▸ **Task details**
Locate each line holding the string "unità" and copy it.

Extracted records
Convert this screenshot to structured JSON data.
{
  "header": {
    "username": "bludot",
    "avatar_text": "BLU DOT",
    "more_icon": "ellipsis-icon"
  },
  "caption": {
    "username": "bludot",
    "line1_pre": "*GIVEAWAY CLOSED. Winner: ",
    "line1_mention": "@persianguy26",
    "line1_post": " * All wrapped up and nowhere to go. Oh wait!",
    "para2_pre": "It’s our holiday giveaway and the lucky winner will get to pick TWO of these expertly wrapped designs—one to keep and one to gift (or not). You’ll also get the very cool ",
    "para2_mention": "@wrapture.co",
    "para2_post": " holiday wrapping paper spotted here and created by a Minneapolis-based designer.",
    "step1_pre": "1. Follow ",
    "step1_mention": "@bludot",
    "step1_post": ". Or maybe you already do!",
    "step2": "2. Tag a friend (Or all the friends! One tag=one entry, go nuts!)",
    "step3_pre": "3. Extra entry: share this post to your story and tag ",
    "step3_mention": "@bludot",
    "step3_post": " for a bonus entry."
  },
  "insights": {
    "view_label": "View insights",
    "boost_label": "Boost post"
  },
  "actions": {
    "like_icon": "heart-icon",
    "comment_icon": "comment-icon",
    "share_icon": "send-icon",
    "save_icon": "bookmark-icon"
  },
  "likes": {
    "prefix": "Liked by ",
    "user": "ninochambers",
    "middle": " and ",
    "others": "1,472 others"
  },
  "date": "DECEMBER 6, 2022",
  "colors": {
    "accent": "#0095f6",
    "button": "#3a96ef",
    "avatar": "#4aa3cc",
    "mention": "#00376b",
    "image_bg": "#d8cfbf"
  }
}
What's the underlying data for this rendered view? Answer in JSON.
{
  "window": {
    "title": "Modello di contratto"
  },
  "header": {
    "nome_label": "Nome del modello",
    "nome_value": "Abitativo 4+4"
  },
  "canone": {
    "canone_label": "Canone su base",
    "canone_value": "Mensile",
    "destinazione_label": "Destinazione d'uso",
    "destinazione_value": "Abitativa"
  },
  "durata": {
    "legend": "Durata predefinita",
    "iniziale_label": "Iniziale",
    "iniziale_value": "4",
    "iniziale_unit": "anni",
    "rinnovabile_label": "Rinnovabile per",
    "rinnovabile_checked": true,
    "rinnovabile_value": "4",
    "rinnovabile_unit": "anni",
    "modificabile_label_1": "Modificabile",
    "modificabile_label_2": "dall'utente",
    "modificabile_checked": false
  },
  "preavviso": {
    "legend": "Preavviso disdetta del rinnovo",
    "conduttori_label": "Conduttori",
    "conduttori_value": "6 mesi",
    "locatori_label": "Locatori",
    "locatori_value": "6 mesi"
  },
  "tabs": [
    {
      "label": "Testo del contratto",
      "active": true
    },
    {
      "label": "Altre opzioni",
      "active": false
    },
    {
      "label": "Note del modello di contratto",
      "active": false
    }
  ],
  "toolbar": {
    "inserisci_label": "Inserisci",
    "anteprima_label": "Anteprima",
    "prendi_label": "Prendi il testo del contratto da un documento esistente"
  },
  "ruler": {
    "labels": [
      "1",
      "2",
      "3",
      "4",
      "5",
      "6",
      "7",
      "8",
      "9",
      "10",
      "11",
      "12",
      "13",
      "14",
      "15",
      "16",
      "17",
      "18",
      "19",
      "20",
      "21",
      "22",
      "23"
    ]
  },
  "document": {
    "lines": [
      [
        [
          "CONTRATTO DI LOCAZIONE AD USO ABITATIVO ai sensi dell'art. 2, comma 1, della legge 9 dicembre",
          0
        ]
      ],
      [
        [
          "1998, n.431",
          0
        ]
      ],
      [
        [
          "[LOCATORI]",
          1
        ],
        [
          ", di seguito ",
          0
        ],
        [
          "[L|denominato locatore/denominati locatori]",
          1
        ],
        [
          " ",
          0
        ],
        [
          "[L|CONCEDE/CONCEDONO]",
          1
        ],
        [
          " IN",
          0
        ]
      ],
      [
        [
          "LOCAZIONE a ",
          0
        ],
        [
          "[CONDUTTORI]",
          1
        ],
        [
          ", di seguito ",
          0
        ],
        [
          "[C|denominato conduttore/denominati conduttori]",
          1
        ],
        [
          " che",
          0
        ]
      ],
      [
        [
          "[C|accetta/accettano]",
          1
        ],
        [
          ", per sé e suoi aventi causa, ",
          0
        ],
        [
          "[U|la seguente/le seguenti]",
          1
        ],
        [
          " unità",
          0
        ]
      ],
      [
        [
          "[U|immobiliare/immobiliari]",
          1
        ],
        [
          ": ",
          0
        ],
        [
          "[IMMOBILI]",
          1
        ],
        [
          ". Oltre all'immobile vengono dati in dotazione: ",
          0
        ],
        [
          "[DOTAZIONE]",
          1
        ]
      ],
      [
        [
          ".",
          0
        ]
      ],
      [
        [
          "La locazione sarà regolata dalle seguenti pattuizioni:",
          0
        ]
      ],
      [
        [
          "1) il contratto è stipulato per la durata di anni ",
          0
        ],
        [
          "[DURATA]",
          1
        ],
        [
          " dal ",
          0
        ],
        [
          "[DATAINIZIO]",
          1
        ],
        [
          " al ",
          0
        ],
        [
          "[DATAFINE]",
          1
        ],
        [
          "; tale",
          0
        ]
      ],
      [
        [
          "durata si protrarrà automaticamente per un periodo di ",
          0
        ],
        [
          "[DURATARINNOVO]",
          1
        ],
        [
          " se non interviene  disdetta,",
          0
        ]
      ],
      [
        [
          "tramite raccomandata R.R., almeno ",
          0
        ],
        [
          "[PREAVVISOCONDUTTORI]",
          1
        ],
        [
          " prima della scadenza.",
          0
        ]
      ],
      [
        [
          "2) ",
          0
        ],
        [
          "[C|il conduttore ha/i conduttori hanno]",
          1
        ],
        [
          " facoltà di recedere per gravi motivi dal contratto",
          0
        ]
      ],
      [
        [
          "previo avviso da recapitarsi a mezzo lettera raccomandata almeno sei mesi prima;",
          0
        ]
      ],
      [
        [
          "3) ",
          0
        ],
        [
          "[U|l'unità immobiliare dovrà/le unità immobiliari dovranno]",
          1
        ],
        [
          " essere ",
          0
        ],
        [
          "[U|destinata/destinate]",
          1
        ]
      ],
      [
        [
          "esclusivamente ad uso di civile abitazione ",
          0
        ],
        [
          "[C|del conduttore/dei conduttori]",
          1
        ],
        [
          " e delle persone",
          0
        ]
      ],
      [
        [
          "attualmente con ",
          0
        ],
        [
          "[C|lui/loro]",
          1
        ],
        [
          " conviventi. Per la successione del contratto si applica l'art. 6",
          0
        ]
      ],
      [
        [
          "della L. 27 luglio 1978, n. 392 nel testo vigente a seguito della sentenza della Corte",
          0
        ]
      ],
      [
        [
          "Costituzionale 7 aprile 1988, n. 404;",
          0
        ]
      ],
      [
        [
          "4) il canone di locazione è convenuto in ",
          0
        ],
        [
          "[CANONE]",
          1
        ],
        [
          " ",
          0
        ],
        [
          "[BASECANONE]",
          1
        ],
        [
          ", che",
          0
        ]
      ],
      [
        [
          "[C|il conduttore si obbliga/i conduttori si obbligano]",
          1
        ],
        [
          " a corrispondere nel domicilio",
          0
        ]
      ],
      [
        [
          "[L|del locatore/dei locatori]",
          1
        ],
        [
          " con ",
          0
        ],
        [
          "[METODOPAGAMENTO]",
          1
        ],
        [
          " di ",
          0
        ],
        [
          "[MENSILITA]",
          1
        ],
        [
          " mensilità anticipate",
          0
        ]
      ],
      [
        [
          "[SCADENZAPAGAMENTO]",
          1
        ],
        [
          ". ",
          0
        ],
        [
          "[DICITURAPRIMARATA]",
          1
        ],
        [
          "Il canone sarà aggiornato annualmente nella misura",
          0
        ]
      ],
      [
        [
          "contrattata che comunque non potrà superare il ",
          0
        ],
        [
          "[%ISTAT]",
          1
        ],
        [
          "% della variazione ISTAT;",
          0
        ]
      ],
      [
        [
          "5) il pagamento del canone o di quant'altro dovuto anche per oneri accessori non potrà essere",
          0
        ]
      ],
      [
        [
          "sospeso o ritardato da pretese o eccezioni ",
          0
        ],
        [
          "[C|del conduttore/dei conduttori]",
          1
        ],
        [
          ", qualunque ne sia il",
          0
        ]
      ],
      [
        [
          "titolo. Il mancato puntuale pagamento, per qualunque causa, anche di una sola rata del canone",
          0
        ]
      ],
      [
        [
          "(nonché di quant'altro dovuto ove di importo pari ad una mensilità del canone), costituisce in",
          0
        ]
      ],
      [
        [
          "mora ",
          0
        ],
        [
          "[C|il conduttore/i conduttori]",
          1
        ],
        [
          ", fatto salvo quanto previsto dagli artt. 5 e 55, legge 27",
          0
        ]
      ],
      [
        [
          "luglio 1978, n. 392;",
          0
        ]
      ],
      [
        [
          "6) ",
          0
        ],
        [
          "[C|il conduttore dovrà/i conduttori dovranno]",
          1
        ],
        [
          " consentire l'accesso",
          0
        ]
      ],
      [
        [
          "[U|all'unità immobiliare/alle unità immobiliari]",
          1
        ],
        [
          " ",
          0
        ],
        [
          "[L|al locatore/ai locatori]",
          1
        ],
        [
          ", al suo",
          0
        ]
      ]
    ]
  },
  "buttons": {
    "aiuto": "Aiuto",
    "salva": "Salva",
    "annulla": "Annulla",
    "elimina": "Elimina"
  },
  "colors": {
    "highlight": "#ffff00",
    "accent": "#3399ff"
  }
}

▸ **Response**
          " unità",
          "[U|l'unità immobiliare dovrà/le unità immobiliari dovranno]",
          "[U|all'unità immobiliare/alle unità immobiliari]",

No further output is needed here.